> [Task goal]: Show all lines from the data that include the word "источника".

> [Material supplied]:
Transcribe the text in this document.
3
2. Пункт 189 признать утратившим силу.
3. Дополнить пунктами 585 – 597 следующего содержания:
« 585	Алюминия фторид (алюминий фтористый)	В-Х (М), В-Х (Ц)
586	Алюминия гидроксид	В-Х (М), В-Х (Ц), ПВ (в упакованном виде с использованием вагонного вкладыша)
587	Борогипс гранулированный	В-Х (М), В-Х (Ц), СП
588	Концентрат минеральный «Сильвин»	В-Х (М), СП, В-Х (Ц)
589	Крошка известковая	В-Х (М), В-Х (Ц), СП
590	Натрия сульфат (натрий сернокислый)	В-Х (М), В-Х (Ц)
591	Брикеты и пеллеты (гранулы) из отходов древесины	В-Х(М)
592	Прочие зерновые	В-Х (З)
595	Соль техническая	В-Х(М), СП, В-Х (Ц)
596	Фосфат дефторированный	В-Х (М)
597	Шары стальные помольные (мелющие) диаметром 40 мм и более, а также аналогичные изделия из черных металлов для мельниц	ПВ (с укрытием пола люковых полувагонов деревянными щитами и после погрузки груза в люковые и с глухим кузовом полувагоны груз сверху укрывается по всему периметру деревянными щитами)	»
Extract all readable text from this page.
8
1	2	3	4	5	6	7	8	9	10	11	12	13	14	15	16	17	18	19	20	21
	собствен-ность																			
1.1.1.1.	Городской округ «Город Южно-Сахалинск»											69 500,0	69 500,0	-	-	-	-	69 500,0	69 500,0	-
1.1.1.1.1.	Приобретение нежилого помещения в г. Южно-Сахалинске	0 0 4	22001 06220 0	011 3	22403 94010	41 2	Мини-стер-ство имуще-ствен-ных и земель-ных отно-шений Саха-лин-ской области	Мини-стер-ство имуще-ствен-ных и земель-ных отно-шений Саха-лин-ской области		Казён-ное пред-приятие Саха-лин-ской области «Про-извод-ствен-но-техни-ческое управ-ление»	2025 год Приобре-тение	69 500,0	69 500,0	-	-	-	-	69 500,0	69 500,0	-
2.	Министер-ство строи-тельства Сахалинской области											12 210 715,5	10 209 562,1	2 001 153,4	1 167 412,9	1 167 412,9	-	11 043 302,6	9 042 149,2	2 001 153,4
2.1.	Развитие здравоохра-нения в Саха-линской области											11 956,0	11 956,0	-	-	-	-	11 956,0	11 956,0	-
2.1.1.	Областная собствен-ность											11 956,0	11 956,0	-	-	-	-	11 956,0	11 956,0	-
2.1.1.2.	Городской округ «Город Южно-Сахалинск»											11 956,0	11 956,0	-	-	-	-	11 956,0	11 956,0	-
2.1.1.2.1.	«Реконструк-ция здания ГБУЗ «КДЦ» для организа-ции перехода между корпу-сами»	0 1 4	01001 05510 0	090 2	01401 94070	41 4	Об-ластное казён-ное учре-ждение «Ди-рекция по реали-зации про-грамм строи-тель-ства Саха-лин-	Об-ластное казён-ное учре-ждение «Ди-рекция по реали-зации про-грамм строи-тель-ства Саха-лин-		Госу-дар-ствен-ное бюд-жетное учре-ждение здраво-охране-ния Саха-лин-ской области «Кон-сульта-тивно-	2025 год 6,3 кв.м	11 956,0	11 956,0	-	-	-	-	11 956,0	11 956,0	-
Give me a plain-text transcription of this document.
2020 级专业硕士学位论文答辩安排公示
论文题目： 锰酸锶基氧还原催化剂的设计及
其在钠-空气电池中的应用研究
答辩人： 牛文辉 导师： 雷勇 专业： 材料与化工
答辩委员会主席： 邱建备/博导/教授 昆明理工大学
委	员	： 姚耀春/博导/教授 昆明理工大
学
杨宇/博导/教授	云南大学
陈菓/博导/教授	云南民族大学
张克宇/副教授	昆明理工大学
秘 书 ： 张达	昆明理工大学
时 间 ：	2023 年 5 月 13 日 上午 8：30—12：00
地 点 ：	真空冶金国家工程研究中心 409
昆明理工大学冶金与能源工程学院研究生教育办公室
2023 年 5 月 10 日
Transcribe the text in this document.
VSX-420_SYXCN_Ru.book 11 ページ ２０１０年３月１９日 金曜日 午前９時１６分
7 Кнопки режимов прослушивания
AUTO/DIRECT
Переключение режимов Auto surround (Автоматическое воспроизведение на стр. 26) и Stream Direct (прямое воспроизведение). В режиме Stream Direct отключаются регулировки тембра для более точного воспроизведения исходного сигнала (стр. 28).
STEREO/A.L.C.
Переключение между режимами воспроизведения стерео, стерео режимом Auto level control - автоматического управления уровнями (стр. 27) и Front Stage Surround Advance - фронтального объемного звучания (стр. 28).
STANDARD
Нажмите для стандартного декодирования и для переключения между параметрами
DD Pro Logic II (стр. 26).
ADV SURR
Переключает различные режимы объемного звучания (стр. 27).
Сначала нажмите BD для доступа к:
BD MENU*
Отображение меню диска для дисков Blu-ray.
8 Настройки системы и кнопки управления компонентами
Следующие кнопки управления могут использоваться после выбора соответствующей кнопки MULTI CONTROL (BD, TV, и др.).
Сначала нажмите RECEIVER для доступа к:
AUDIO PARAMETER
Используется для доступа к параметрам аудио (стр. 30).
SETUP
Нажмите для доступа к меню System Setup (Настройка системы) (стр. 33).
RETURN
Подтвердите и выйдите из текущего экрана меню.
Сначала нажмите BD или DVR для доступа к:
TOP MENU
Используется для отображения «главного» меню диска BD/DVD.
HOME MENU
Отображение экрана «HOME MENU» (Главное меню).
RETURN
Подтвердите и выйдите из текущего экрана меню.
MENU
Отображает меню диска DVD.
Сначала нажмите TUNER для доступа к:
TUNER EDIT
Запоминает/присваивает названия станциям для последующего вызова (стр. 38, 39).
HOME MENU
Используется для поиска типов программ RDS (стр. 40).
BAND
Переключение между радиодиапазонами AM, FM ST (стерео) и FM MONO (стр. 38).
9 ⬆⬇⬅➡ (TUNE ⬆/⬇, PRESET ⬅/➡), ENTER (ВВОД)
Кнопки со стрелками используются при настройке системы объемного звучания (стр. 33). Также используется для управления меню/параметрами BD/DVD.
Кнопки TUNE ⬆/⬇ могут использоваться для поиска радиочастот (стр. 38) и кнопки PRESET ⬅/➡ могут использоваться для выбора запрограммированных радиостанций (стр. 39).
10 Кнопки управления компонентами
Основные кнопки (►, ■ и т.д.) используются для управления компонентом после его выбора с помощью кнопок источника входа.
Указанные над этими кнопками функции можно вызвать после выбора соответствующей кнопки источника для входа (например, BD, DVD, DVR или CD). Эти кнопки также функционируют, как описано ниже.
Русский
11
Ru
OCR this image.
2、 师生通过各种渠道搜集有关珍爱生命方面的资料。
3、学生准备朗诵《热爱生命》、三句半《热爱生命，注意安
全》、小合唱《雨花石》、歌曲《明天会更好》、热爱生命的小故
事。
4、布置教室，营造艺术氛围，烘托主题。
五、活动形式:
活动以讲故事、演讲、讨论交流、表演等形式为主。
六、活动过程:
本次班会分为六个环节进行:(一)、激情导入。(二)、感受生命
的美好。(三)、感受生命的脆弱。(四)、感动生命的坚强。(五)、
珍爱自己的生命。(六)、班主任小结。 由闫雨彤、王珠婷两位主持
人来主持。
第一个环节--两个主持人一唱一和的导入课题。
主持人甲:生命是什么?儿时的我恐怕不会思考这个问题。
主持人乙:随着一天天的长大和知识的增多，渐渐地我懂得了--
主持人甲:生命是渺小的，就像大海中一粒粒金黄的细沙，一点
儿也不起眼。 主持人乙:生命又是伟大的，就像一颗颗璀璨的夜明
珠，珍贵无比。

> [Task output]:
Основные кнопки (►, ■ и т.д.) используются для управления компонентом после его выбора с помощью кнопок источника входа.
Указанные над этими кнопками функции можно вызвать после выбора соответствующей кнопки источника для входа (например, BD, DVD, DVR или CD). Эти кнопки также функционируют, как описано ниже.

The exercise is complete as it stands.